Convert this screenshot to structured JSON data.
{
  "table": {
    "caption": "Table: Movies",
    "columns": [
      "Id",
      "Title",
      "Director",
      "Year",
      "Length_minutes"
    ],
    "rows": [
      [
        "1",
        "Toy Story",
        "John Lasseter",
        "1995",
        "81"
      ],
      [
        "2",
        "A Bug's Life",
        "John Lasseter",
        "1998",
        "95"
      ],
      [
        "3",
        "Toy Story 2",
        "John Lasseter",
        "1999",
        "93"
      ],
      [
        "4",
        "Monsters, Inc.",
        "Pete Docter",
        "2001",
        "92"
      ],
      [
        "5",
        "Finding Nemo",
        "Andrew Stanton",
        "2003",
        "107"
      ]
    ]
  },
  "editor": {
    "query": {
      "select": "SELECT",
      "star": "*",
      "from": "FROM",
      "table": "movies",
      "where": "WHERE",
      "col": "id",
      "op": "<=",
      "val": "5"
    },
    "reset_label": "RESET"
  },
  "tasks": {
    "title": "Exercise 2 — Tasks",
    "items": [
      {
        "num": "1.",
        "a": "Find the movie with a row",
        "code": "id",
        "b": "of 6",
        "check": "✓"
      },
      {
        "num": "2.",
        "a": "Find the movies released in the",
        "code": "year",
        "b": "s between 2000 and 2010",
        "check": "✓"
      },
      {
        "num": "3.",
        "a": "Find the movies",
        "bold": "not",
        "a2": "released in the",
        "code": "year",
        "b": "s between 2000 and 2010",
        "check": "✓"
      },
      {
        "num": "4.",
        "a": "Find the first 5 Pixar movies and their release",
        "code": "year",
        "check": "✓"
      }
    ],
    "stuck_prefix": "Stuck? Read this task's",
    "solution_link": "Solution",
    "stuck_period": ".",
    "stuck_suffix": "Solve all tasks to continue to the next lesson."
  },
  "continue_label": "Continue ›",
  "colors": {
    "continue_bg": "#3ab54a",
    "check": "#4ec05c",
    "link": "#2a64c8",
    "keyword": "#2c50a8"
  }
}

**What you have to do**
Write out every record verbatim.

**Solved problem**
Convert this screenshot to structured JSON data.
{
  "table": {
    "caption": "Table: Movies",
    "columns": [
      "Id",
      "Title",
      "Director",
      "Year",
      "Length_minutes"
    ],
    "rows": [
      [
        "1",
        "Toy Story",
        "John Lasseter",
        "1995",
        "81"
      ],
      [
        "2",
        "A Bug's Life",
        "John Lasseter",
        "1998",
        "95"
      ],
      [
        "3",
        "Toy Story 2",
        "John Lasseter",
        "1999",
        "93"
      ],
      [
        "4",
        "Monsters, Inc.",
        "Pete Docter",
        "2001",
        "92"
      ],
      [
        "5",
        "Finding Nemo",
        "Andrew Stanton",
        "2003",
        "107"
      ]
    ]
  },
  "editor": {
    "query": {
      "select": "SELECT",
      "star": "*",
      "from": "FROM",
      "table": "movies",
      "where": "WHERE",
      "col": "id",
      "op": "<=",
      "val": "5"
    },
    "reset_label": "RESET"
  },
  "tasks": {
    "title": "Exercise 2 — Tasks",
    "items": [
      {
        "num": "1.",
        "a": "Find the movie with a row",
        "code": "id",
        "b": "of 6",
        "check": "✓"
      },
      {
        "num": "2.",
        "a": "Find the movies released in the",
        "code": "year",
        "b": "s between 2000 and 2010",
        "check": "✓"
      },
      {
        "num": "3.",
        "a": "Find the movies",
        "bold": "not",
        "a2": "released in the",
        "code": "year",
        "b": "s between 2000 and 2010",
        "check": "✓"
      },
      {
        "num": "4.",
        "a": "Find the first 5 Pixar movies and their release",
        "code": "year",
        "check": "✓"
      }
    ],
    "stuck_prefix": "Stuck? Read this task's",
    "solution_link": "Solution",
    "stuck_period": ".",
    "stuck_suffix": "Solve all tasks to continue to the next lesson."
  },
  "continue_label": "Continue ›",
  "colors": {
    "continue_bg": "#3ab54a",
    "check": "#4ec05c",
    "link": "#2a64c8",
    "keyword": "#2c50a8"
  }
}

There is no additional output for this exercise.